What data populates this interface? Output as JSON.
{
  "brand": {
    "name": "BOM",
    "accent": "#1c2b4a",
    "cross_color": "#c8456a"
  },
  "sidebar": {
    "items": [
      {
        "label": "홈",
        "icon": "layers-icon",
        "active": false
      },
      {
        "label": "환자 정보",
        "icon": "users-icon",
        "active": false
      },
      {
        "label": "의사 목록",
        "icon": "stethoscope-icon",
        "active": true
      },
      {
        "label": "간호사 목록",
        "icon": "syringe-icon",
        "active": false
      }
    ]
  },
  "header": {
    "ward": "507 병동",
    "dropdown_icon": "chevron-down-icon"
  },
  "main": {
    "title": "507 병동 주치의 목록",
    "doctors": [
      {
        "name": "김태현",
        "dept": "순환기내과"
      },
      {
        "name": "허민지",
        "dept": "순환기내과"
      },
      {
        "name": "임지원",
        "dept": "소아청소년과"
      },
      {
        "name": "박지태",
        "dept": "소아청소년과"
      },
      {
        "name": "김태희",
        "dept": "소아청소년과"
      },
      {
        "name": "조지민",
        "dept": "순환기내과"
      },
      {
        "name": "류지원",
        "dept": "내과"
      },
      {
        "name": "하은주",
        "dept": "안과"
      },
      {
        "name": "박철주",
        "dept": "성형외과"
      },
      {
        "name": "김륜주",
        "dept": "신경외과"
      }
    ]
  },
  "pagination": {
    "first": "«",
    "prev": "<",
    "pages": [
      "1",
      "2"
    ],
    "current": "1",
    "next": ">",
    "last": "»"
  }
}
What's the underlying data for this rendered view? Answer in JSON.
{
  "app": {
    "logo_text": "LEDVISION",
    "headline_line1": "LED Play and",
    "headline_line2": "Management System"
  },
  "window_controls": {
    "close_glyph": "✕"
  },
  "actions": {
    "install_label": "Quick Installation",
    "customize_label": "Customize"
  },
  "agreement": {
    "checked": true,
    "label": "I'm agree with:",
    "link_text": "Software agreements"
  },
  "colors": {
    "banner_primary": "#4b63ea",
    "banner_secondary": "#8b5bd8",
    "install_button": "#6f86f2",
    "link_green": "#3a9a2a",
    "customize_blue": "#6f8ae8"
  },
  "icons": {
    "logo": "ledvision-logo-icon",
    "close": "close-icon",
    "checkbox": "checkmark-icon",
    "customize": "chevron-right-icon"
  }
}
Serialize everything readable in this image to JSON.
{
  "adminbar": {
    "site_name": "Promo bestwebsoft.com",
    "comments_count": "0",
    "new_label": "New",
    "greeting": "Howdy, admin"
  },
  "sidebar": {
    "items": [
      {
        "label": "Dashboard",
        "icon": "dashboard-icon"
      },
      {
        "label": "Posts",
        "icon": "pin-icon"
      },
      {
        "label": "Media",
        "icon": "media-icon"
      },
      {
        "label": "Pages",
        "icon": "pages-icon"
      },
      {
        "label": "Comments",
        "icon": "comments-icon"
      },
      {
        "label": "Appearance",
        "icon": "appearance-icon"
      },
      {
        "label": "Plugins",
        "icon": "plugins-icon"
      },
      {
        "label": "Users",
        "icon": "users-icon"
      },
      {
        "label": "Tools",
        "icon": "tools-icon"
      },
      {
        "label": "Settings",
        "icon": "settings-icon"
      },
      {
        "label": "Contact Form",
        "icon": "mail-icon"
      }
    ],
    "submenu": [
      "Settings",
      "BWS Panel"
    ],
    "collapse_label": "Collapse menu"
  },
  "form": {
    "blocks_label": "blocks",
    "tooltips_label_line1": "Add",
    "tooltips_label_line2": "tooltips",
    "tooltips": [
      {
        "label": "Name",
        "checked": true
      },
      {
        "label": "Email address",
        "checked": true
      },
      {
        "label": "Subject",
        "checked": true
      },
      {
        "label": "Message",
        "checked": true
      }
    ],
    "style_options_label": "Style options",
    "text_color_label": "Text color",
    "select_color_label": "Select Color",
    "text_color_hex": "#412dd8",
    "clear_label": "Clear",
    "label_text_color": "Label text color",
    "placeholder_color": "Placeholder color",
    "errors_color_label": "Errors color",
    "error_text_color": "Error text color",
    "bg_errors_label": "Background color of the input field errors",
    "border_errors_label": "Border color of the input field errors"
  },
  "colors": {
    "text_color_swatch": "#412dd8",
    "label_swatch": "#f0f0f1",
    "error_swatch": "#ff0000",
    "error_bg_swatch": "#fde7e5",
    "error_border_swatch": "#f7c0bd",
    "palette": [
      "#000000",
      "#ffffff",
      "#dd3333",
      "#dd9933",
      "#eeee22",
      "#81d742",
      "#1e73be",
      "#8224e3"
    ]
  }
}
━━━━━━━━━━━━━━━━
▶ **THE TASK**: Exactly as shown above, return every record.

▶ **FULL RESPONSE**:
What data populates this interface? Output as JSON.
{
  "brand": {
    "name": "BOM",
    "accent": "#1c2b4a",
    "cross_color": "#c8456a"
  },
  "sidebar": {
    "items": [
      {
        "label": "홈",
        "icon": "layers-icon",
        "active": false
      },
      {
        "label": "환자 정보",
        "icon": "users-icon",
        "active": false
      },
      {
        "label": "의사 목록",
        "icon": "stethoscope-icon",
        "active": true
      },
      {
        "label": "간호사 목록",
        "icon": "syringe-icon",
        "active": false
      }
    ]
  },
  "header": {
    "ward": "507 병동",
    "dropdown_icon": "chevron-down-icon"
  },
  "main": {
    "title": "507 병동 주치의 목록",
    "doctors": [
      {
        "name": "김태현",
        "dept": "순환기내과"
      },
      {
        "name": "허민지",
        "dept": "순환기내과"
      },
      {
        "name": "임지원",
        "dept": "소아청소년과"
      },
      {
        "name": "박지태",
        "dept": "소아청소년과"
      },
      {
        "name": "김태희",
        "dept": "소아청소년과"
      },
      {
        "name": "조지민",
        "dept": "순환기내과"
      },
      {
        "name": "류지원",
        "dept": "내과"
      },
      {
        "name": "하은주",
        "dept": "안과"
      },
      {
        "name": "박철주",
        "dept": "성형외과"
      },
      {
        "name": "김륜주",
        "dept": "신경외과"
      }
    ]
  },
  "pagination": {
    "first": "«",
    "prev": "<",
    "pages": [
      "1",
      "2"
    ],
    "current": "1",
    "next": ">",
    "last": "»"
  }
}
What's the underlying data for this rendered view? Answer in JSON.
{
  "app": {
    "logo_text": "LEDVISION",
    "headline_line1": "LED Play and",
    "headline_line2": "Management System"
  },
  "window_controls": {
    "close_glyph": "✕"
  },
  "actions": {
    "install_label": "Quick Installation",
    "customize_label": "Customize"
  },
  "agreement": {
    "checked": true,
    "label": "I'm agree with:",
    "link_text": "Software agreements"
  },
  "colors": {
    "banner_primary": "#4b63ea",
    "banner_secondary": "#8b5bd8",
    "install_button": "#6f86f2",
    "link_green": "#3a9a2a",
    "customize_blue": "#6f8ae8"
  },
  "icons": {
    "logo": "ledvision-logo-icon",
    "close": "close-icon",
    "checkbox": "checkmark-icon",
    "customize": "chevron-right-icon"
  }
}
Serialize everything readable in this image to JSON.
{
  "adminbar": {
    "site_name": "Promo bestwebsoft.com",
    "comments_count": "0",
    "new_label": "New",
    "greeting": "Howdy, admin"
  },
  "sidebar": {
    "items": [
      {
        "label": "Dashboard",
        "icon": "dashboard-icon"
      },
      {
        "label": "Posts",
        "icon": "pin-icon"
      },
      {
        "label": "Media",
        "icon": "media-icon"
      },
      {
        "label": "Pages",
        "icon": "pages-icon"
      },
      {
        "label": "Comments",
        "icon": "comments-icon"
      },
      {
        "label": "Appearance",
        "icon": "appearance-icon"
      },
      {
        "label": "Plugins",
        "icon": "plugins-icon"
      },
      {
        "label": "Users",
        "icon": "users-icon"
      },
      {
        "label": "Tools",
        "icon": "tools-icon"
      },
      {
        "label": "Settings",
        "icon": "settings-icon"
      },
      {
        "label": "Contact Form",
        "icon": "mail-icon"
      }
    ],
    "submenu": [
      "Settings",
      "BWS Panel"
    ],
    "collapse_label": "Collapse menu"
  },
  "form": {
    "blocks_label": "blocks",
    "tooltips_label_line1": "Add",
    "tooltips_label_line2": "tooltips",
    "tooltips": [
      {
        "label": "Name",
        "checked": true
      },
      {
        "label": "Email address",
        "checked": true
      },
      {
        "label": "Subject",
        "checked": true
      },
      {
        "label": "Message",
        "checked": true
      }
    ],
    "style_options_label": "Style options",
    "text_color_label": "Text color",
    "select_color_label": "Select Color",
    "text_color_hex": "#412dd8",
    "clear_label": "Clear",
    "label_text_color": "Label text color",
    "placeholder_color": "Placeholder color",
    "errors_color_label": "Errors color",
    "error_text_color": "Error text color",
    "bg_errors_label": "Background color of the input field errors",
    "border_errors_label": "Border color of the input field errors"
  },
  "colors": {
    "text_color_swatch": "#412dd8",
    "label_swatch": "#f0f0f1",
    "error_swatch": "#ff0000",
    "error_bg_swatch": "#fde7e5",
    "error_border_swatch": "#f7c0bd",
    "palette": [
      "#000000",
      "#ffffff",
      "#dd3333",
      "#dd9933",
      "#eeee22",
      "#81d742",
      "#1e73be",
      "#8224e3"
    ]
  }
}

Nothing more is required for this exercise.